**Stated goal**: Determine the number of lines containing the word "current". Reply with it and nothing else.

**Information given**:
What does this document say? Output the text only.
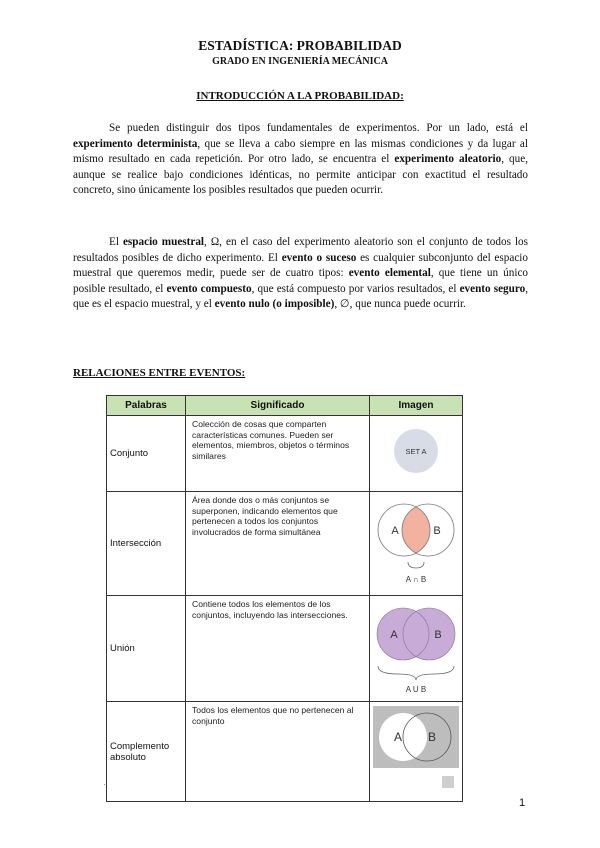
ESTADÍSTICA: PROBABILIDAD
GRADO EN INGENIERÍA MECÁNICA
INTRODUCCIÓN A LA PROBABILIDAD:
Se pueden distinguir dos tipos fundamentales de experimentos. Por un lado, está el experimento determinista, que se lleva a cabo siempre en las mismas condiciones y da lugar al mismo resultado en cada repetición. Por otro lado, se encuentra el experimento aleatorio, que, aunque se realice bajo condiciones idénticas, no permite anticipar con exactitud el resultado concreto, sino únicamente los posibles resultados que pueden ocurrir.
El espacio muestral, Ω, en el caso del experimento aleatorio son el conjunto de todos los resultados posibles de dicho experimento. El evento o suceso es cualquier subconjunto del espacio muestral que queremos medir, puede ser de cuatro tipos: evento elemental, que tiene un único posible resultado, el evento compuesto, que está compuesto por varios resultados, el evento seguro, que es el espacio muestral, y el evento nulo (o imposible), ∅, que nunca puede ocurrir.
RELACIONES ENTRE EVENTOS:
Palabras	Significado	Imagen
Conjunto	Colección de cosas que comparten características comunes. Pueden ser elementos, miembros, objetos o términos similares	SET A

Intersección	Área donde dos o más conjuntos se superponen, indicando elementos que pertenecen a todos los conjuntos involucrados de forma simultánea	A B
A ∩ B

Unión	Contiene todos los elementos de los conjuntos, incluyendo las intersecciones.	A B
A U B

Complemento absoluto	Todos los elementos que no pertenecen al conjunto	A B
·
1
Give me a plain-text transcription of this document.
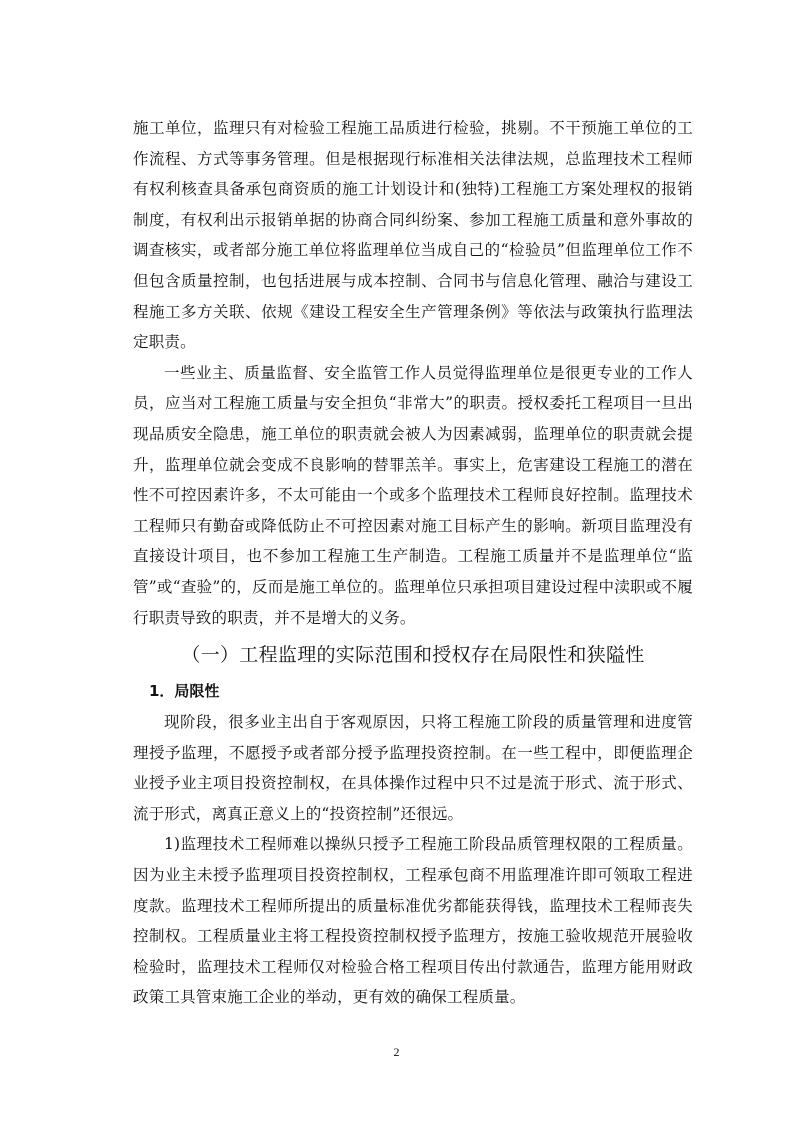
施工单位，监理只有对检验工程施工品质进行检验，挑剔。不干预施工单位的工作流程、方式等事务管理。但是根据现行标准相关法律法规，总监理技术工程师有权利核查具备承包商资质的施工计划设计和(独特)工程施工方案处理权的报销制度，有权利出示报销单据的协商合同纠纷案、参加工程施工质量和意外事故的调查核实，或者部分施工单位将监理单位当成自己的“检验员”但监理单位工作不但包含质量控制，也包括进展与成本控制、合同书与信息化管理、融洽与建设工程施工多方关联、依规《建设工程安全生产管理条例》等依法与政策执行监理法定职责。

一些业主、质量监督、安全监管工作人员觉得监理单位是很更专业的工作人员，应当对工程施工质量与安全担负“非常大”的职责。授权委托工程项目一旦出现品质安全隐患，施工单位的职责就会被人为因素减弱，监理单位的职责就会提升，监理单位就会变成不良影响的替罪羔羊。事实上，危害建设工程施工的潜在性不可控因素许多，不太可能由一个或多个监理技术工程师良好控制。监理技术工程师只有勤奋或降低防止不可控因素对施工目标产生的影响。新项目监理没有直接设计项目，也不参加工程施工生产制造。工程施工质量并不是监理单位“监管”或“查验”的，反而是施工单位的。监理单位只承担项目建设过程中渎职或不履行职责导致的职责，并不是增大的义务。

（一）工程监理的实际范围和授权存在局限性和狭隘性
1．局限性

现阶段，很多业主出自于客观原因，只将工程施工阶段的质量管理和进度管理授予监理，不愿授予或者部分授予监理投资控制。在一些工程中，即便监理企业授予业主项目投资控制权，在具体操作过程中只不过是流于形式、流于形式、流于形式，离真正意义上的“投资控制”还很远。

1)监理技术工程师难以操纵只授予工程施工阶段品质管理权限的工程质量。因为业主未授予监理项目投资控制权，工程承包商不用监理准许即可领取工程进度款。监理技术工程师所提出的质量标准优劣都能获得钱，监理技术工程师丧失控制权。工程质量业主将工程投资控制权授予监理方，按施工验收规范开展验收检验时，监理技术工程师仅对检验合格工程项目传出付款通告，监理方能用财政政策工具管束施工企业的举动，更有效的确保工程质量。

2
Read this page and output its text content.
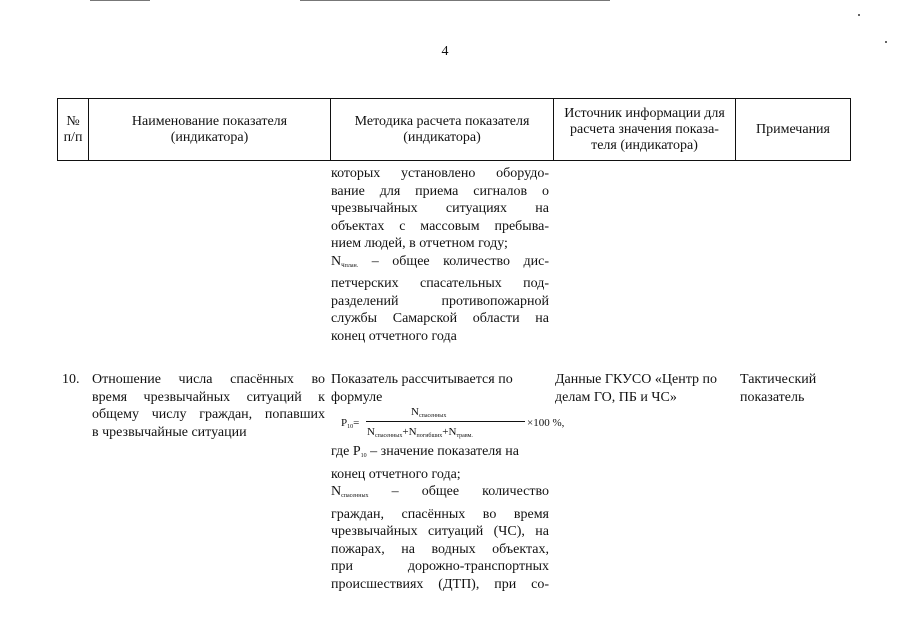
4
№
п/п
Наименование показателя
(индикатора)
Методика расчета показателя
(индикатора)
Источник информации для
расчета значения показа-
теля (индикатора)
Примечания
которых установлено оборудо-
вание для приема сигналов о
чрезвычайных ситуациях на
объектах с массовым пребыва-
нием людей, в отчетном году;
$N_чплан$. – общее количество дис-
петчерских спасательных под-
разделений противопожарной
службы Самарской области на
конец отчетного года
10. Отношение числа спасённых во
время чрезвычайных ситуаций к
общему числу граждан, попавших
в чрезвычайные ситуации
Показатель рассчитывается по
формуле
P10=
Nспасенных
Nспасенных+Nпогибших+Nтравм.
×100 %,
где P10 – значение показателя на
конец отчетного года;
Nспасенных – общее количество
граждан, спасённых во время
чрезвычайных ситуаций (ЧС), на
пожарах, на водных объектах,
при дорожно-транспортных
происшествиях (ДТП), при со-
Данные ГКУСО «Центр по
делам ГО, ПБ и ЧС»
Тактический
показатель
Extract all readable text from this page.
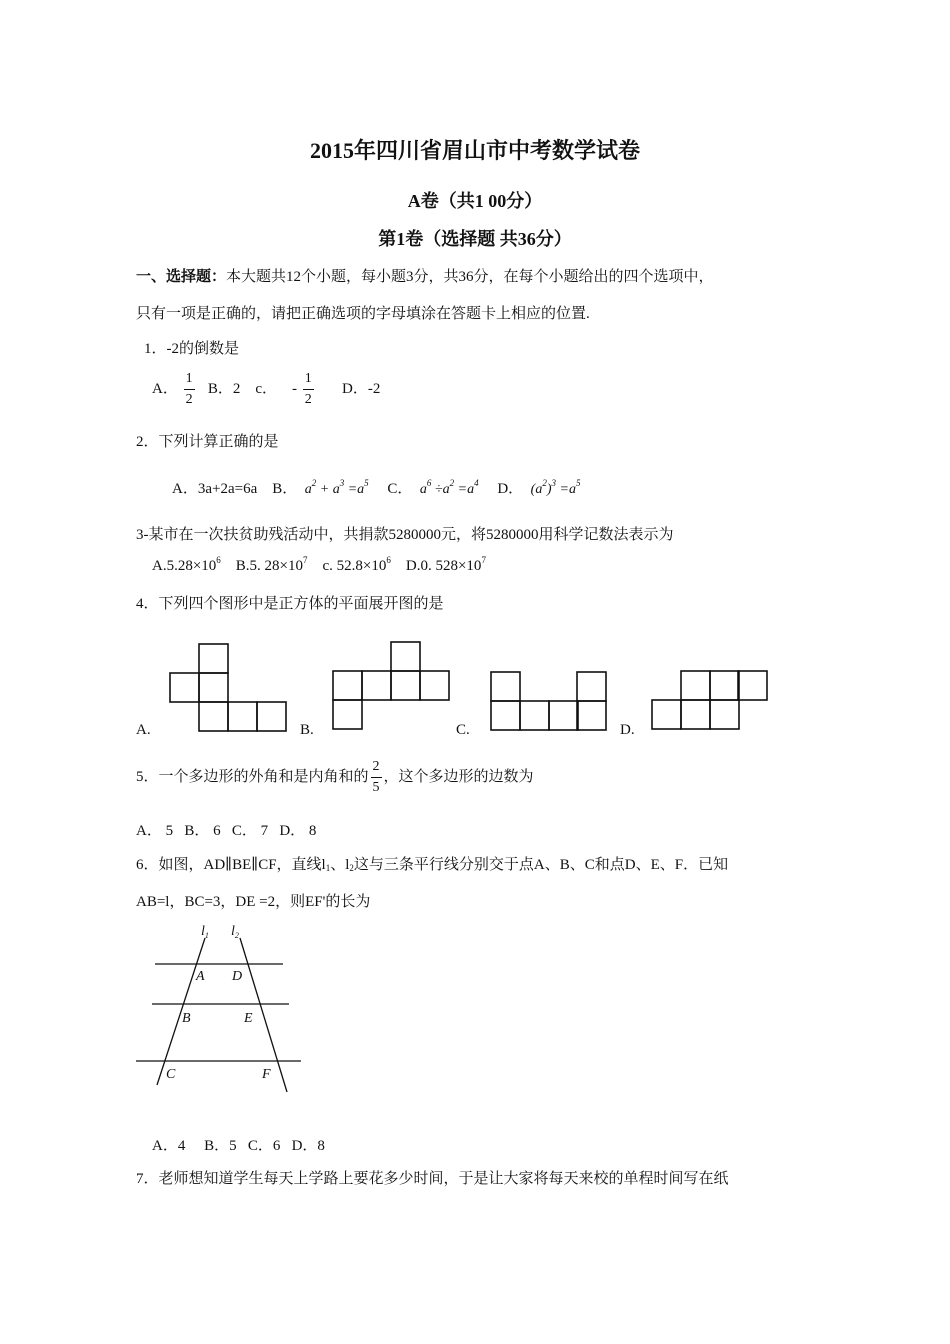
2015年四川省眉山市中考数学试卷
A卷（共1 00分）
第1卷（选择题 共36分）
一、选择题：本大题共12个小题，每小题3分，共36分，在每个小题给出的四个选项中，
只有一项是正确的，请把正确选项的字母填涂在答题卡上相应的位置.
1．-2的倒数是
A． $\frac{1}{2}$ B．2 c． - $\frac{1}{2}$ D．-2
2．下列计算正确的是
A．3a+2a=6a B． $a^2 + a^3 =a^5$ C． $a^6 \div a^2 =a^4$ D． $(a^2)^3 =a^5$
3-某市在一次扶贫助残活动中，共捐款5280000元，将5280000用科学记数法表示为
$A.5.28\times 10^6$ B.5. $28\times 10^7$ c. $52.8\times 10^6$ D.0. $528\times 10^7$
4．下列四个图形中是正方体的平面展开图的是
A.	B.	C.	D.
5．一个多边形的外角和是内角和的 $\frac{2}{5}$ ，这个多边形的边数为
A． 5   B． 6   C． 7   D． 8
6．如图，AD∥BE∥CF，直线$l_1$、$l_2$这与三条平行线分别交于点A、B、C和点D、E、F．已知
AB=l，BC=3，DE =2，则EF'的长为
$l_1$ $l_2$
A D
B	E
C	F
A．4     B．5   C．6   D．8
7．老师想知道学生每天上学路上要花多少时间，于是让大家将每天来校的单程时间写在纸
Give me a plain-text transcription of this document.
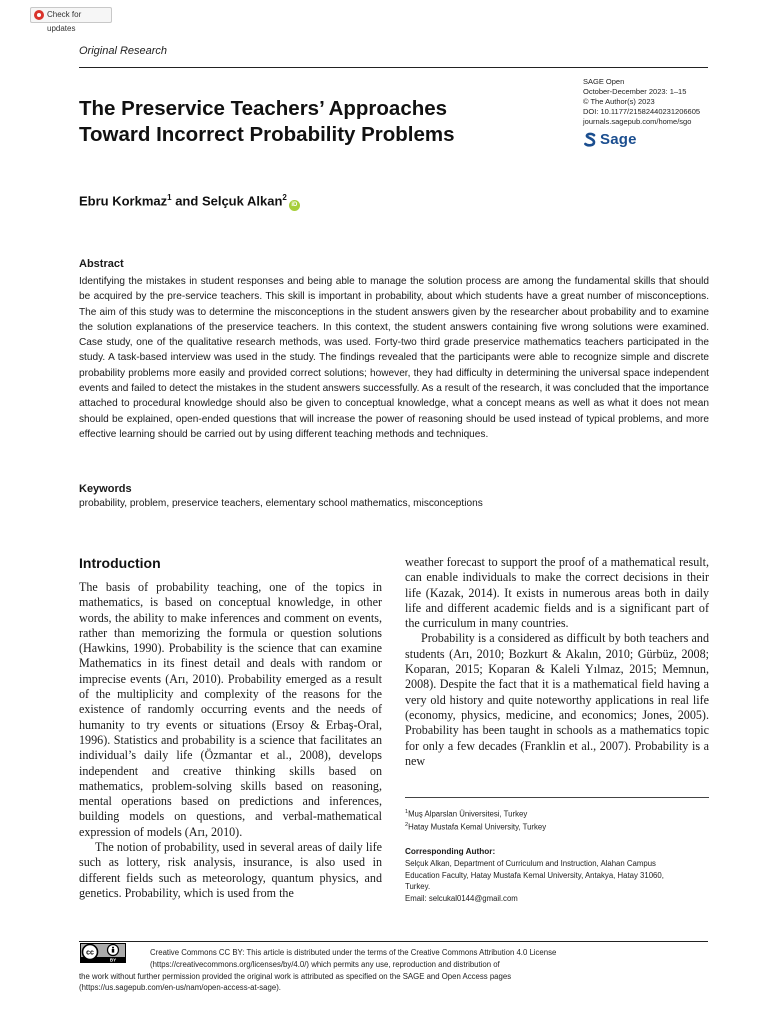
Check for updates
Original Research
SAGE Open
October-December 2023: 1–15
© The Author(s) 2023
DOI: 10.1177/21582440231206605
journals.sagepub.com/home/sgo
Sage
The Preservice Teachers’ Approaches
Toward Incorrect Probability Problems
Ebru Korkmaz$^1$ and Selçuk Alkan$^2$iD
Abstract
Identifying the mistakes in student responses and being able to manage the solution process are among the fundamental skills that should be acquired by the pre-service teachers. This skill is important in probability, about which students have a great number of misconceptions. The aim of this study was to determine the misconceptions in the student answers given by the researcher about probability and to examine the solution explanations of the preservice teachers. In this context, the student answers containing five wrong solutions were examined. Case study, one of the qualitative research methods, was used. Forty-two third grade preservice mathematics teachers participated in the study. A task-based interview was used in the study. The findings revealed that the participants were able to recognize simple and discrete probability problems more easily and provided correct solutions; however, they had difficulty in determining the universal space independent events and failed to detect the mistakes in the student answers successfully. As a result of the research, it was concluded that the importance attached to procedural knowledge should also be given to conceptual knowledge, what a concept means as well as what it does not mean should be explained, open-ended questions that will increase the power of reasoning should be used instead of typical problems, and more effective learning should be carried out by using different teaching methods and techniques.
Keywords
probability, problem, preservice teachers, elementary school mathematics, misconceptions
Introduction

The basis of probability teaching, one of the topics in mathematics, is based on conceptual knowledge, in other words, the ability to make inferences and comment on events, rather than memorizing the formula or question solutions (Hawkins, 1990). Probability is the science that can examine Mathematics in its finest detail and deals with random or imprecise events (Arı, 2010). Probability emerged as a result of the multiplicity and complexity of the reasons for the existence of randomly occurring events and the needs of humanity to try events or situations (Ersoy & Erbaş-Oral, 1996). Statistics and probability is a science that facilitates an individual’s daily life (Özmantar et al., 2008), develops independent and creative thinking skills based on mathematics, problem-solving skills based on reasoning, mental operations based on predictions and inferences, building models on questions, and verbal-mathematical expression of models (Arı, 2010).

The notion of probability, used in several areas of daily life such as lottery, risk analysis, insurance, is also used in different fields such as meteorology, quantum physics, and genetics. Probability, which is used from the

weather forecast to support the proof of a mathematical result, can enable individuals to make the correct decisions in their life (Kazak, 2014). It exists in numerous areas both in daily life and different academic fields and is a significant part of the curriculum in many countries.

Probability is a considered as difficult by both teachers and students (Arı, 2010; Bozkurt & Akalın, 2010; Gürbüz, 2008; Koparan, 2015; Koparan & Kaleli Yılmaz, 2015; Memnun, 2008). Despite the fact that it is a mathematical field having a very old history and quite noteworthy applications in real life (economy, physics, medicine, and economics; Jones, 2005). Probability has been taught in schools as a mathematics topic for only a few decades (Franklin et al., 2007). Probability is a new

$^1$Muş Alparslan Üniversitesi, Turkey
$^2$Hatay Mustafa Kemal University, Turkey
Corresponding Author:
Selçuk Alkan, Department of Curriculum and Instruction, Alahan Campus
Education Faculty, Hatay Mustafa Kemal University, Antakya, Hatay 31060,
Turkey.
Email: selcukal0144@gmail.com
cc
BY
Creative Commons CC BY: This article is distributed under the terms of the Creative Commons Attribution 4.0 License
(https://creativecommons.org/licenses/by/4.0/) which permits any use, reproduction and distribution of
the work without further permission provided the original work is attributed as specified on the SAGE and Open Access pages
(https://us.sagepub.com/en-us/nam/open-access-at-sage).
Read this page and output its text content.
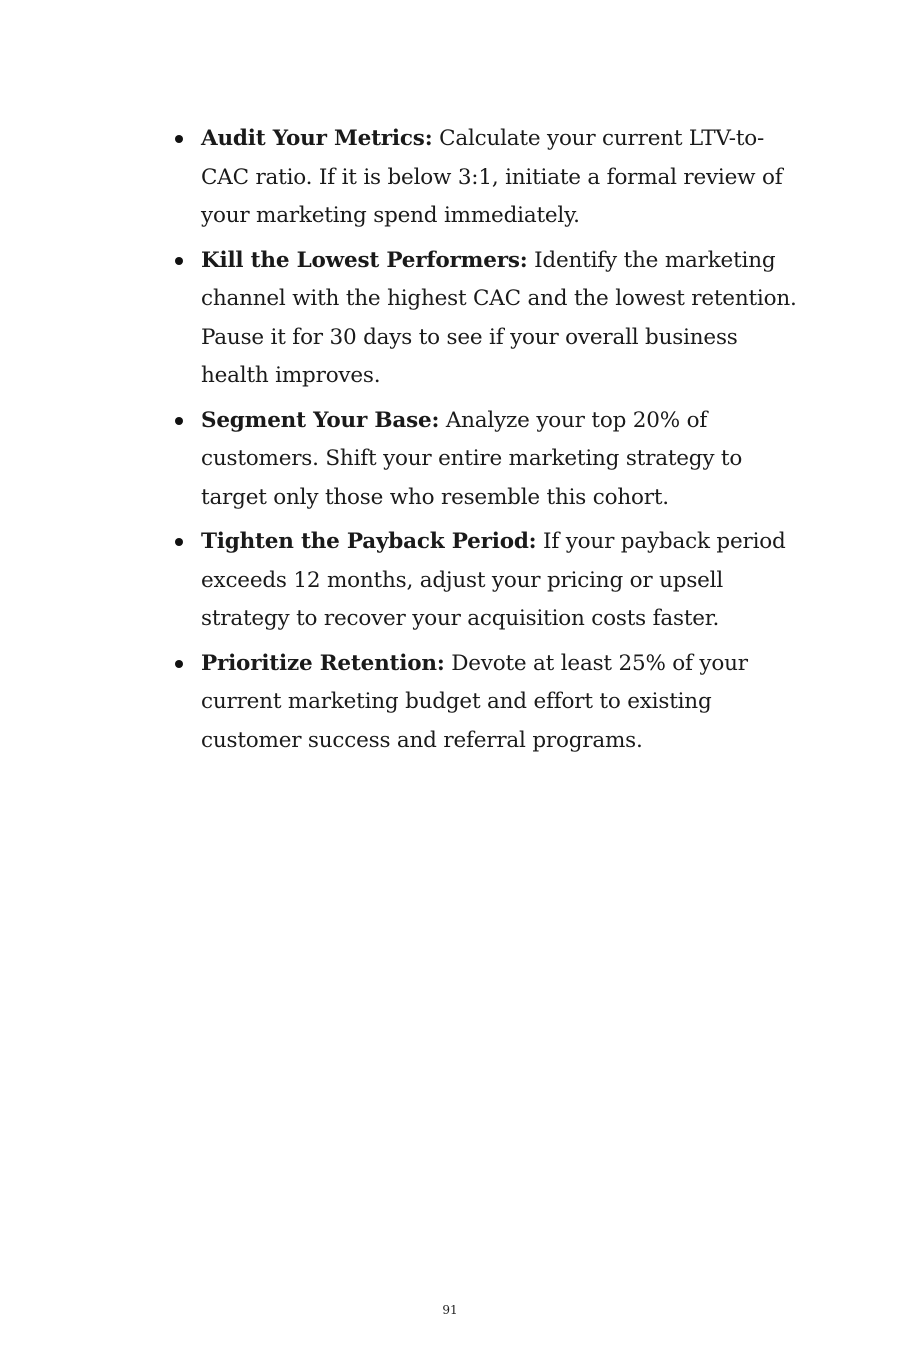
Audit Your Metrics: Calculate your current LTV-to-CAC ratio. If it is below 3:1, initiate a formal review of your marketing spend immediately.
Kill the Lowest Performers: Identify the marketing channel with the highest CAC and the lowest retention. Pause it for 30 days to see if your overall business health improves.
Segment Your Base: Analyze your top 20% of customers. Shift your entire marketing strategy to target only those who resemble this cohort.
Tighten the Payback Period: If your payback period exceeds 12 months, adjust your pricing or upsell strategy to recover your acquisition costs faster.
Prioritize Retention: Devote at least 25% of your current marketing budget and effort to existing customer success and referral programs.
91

**Output**: 2